• **STORED ROWS**
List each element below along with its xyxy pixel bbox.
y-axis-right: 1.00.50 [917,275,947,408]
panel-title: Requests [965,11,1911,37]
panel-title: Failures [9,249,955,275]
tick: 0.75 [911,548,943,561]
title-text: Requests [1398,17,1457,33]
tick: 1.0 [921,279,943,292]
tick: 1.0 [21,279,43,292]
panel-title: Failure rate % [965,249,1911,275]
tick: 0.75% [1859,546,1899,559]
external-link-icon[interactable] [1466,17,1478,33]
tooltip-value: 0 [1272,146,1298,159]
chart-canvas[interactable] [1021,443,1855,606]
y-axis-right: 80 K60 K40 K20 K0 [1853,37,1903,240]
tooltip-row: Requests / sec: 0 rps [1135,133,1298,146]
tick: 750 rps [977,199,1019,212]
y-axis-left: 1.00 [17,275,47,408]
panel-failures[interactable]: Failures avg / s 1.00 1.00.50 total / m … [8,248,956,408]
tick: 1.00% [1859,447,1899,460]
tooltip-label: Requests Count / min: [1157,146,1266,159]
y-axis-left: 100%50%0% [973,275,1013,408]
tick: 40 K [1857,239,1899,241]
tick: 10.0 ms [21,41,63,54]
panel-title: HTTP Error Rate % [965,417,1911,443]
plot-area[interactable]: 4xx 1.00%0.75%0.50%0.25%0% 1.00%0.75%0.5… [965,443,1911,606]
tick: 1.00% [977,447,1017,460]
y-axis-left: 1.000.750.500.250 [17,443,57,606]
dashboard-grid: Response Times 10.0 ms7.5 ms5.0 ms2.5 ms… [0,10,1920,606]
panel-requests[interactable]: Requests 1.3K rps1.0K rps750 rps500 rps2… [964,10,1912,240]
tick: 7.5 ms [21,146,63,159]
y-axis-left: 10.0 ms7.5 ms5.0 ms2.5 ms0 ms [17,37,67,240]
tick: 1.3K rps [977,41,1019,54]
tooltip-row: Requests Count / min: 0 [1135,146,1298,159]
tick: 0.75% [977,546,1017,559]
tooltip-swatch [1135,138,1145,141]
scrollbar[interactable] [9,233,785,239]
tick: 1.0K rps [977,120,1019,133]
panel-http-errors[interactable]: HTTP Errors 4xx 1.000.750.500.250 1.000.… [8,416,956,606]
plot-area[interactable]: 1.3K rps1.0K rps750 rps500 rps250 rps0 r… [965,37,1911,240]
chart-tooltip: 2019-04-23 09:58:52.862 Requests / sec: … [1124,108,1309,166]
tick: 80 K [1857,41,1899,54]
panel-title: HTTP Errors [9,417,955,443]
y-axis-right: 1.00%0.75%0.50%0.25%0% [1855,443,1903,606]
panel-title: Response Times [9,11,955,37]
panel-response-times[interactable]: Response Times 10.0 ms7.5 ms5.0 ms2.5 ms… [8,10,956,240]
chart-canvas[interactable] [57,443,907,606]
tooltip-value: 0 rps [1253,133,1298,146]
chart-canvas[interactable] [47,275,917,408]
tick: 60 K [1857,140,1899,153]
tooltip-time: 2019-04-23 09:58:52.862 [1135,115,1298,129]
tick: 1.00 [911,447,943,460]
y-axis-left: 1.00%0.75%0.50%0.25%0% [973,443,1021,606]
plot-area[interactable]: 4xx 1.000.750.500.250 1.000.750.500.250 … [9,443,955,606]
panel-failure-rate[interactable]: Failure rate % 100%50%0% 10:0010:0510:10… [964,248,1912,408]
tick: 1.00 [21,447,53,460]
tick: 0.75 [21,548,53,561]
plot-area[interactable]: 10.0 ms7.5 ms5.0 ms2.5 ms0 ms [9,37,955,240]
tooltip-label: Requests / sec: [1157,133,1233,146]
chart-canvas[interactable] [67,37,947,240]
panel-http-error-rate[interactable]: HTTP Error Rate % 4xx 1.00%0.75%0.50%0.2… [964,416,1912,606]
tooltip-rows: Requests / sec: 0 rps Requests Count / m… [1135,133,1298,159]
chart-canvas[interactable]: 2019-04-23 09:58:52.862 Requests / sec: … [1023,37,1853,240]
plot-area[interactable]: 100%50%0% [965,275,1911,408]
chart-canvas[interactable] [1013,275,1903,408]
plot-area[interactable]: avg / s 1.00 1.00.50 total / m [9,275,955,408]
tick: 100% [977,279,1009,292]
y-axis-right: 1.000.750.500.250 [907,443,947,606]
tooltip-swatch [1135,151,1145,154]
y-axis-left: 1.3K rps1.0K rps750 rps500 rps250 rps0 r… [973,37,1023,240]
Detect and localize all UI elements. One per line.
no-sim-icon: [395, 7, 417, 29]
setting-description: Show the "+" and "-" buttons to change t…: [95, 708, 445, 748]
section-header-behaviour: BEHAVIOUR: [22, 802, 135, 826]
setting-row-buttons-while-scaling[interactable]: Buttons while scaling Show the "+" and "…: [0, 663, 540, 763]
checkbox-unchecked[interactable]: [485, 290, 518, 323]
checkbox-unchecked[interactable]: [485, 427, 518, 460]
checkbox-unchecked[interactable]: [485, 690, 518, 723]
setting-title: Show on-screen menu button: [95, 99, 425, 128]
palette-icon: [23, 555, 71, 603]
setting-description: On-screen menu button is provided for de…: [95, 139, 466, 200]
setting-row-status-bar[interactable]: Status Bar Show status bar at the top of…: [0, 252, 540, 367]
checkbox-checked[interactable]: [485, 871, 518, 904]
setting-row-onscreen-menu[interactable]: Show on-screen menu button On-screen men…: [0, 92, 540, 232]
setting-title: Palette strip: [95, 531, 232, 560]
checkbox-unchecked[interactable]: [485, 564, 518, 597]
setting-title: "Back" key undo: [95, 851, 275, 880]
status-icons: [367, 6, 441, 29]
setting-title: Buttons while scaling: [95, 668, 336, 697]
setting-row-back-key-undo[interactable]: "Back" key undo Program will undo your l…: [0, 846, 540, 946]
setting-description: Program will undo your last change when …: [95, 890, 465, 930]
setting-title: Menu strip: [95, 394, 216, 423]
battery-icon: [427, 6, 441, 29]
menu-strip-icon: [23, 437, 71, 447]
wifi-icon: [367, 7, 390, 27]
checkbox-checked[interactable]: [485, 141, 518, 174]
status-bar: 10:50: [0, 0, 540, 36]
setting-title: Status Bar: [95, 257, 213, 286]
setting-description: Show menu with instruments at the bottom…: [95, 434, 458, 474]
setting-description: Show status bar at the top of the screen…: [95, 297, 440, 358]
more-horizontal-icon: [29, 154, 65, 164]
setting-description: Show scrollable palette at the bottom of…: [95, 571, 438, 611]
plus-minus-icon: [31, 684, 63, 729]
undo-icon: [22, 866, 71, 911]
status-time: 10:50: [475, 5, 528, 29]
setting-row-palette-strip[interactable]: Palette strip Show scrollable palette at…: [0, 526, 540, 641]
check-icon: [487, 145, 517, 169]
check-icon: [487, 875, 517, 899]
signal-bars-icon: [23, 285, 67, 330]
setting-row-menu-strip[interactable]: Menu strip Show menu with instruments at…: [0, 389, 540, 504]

• **DO THIS**
Copy the records above word for word, from start to finish.

• **THE ANSWER**
List each element below along with its xyxy pixel bbox.
y-axis-right: 1.00.50 [917,275,947,408]
panel-title: Requests [965,11,1911,37]
panel-title: Failures [9,249,955,275]
tick: 0.75 [911,548,943,561]
title-text: Requests [1398,17,1457,33]
tick: 1.0 [921,279,943,292]
tick: 1.0 [21,279,43,292]
panel-title: Failure rate % [965,249,1911,275]
tick: 0.75% [1859,546,1899,559]
external-link-icon[interactable] [1466,17,1478,33]
tooltip-value: 0 [1272,146,1298,159]
chart-canvas[interactable] [1021,443,1855,606]
y-axis-right: 80 K60 K40 K20 K0 [1853,37,1903,240]
tooltip-row: Requests / sec: 0 rps [1135,133,1298,146]
tick: 750 rps [977,199,1019,212]
y-axis-left: 1.00 [17,275,47,408]
panel-failures[interactable]: Failures avg / s 1.00 1.00.50 total / m … [8,248,956,408]
tick: 1.00% [1859,447,1899,460]
tooltip-label: Requests Count / min: [1157,146,1266,159]
y-axis-left: 100%50%0% [973,275,1013,408]
tick: 40 K [1857,239,1899,241]
tick: 10.0 ms [21,41,63,54]
panel-title: HTTP Error Rate % [965,417,1911,443]
plot-area[interactable]: 4xx 1.00%0.75%0.50%0.25%0% 1.00%0.75%0.5… [965,443,1911,606]
tick: 1.00% [977,447,1017,460]
y-axis-left: 1.000.750.500.250 [17,443,57,606]
dashboard-grid: Response Times 10.0 ms7.5 ms5.0 ms2.5 ms… [0,10,1920,606]
panel-requests[interactable]: Requests 1.3K rps1.0K rps750 rps500 rps2… [964,10,1912,240]
tick: 7.5 ms [21,146,63,159]
y-axis-left: 10.0 ms7.5 ms5.0 ms2.5 ms0 ms [17,37,67,240]
tick: 1.3K rps [977,41,1019,54]
tooltip-row: Requests Count / min: 0 [1135,146,1298,159]
tick: 0.75% [977,546,1017,559]
tooltip-swatch [1135,138,1145,141]
scrollbar[interactable] [9,233,785,239]
tick: 1.0K rps [977,120,1019,133]
panel-http-errors[interactable]: HTTP Errors 4xx 1.000.750.500.250 1.000.… [8,416,956,606]
plot-area[interactable]: 1.3K rps1.0K rps750 rps500 rps250 rps0 r… [965,37,1911,240]
chart-tooltip: 2019-04-23 09:58:52.862 Requests / sec: … [1124,108,1309,166]
tick: 80 K [1857,41,1899,54]
panel-title: HTTP Errors [9,417,955,443]
y-axis-right: 1.00%0.75%0.50%0.25%0% [1855,443,1903,606]
panel-title: Response Times [9,11,955,37]
panel-response-times[interactable]: Response Times 10.0 ms7.5 ms5.0 ms2.5 ms… [8,10,956,240]
chart-canvas[interactable] [57,443,907,606]
tooltip-value: 0 rps [1253,133,1298,146]
chart-canvas[interactable] [47,275,917,408]
tick: 60 K [1857,140,1899,153]
tooltip-time: 2019-04-23 09:58:52.862 [1135,115,1298,129]
tick: 1.00 [911,447,943,460]
y-axis-left: 1.00%0.75%0.50%0.25%0% [973,443,1021,606]
plot-area[interactable]: 4xx 1.000.750.500.250 1.000.750.500.250 … [9,443,955,606]
panel-failure-rate[interactable]: Failure rate % 100%50%0% 10:0010:0510:10… [964,248,1912,408]
tick: 1.00 [21,447,53,460]
tick: 0.75 [21,548,53,561]
plot-area[interactable]: 10.0 ms7.5 ms5.0 ms2.5 ms0 ms [9,37,955,240]
tooltip-label: Requests / sec: [1157,133,1233,146]
chart-canvas[interactable] [67,37,947,240]
panel-http-error-rate[interactable]: HTTP Error Rate % 4xx 1.00%0.75%0.50%0.2… [964,416,1912,606]
tooltip-rows: Requests / sec: 0 rps Requests Count / m… [1135,133,1298,159]
chart-canvas[interactable]: 2019-04-23 09:58:52.862 Requests / sec: … [1023,37,1853,240]
plot-area[interactable]: 100%50%0% [965,275,1911,408]
chart-canvas[interactable] [1013,275,1903,408]
plot-area[interactable]: avg / s 1.00 1.00.50 total / m [9,275,955,408]
tick: 100% [977,279,1009,292]
y-axis-right: 1.000.750.500.250 [907,443,947,606]
tooltip-swatch [1135,151,1145,154]
y-axis-left: 1.3K rps1.0K rps750 rps500 rps250 rps0 r… [973,37,1023,240]
Detect and localize all UI elements. One per line.
no-sim-icon: [395, 7, 417, 29]
setting-description: Show the "+" and "-" buttons to change t…: [95, 708, 445, 748]
section-header-behaviour: BEHAVIOUR: [22, 802, 135, 826]
setting-row-buttons-while-scaling[interactable]: Buttons while scaling Show the "+" and "…: [0, 663, 540, 763]
checkbox-unchecked[interactable]: [485, 290, 518, 323]
checkbox-unchecked[interactable]: [485, 427, 518, 460]
checkbox-unchecked[interactable]: [485, 690, 518, 723]
setting-title: Show on-screen menu button: [95, 99, 425, 128]
palette-icon: [23, 555, 71, 603]
setting-description: On-screen menu button is provided for de…: [95, 139, 466, 200]
setting-row-status-bar[interactable]: Status Bar Show status bar at the top of…: [0, 252, 540, 367]
checkbox-checked[interactable]: [485, 871, 518, 904]
setting-row-onscreen-menu[interactable]: Show on-screen menu button On-screen men…: [0, 92, 540, 232]
setting-title: Palette strip: [95, 531, 232, 560]
checkbox-unchecked[interactable]: [485, 564, 518, 597]
setting-title: "Back" key undo: [95, 851, 275, 880]
status-icons: [367, 6, 441, 29]
setting-title: Buttons while scaling: [95, 668, 336, 697]
setting-row-back-key-undo[interactable]: "Back" key undo Program will undo your l…: [0, 846, 540, 946]
setting-description: Program will undo your last change when …: [95, 890, 465, 930]
setting-title: Menu strip: [95, 394, 216, 423]
battery-icon: [427, 6, 441, 29]
menu-strip-icon: [23, 437, 71, 447]
wifi-icon: [367, 7, 390, 27]
checkbox-checked[interactable]: [485, 141, 518, 174]
status-bar: 10:50: [0, 0, 540, 36]
setting-title: Status Bar: [95, 257, 213, 286]
setting-description: Show menu with instruments at the bottom…: [95, 434, 458, 474]
setting-description: Show status bar at the top of the screen…: [95, 297, 440, 358]
more-horizontal-icon: [29, 154, 65, 164]
setting-description: Show scrollable palette at the bottom of…: [95, 571, 438, 611]
plus-minus-icon: [31, 684, 63, 729]
undo-icon: [22, 866, 71, 911]
status-time: 10:50: [475, 5, 528, 29]
setting-row-palette-strip[interactable]: Palette strip Show scrollable palette at…: [0, 526, 540, 641]
check-icon: [487, 145, 517, 169]
check-icon: [487, 875, 517, 899]
signal-bars-icon: [23, 285, 67, 330]
setting-row-menu-strip[interactable]: Menu strip Show menu with instruments at…: [0, 389, 540, 504]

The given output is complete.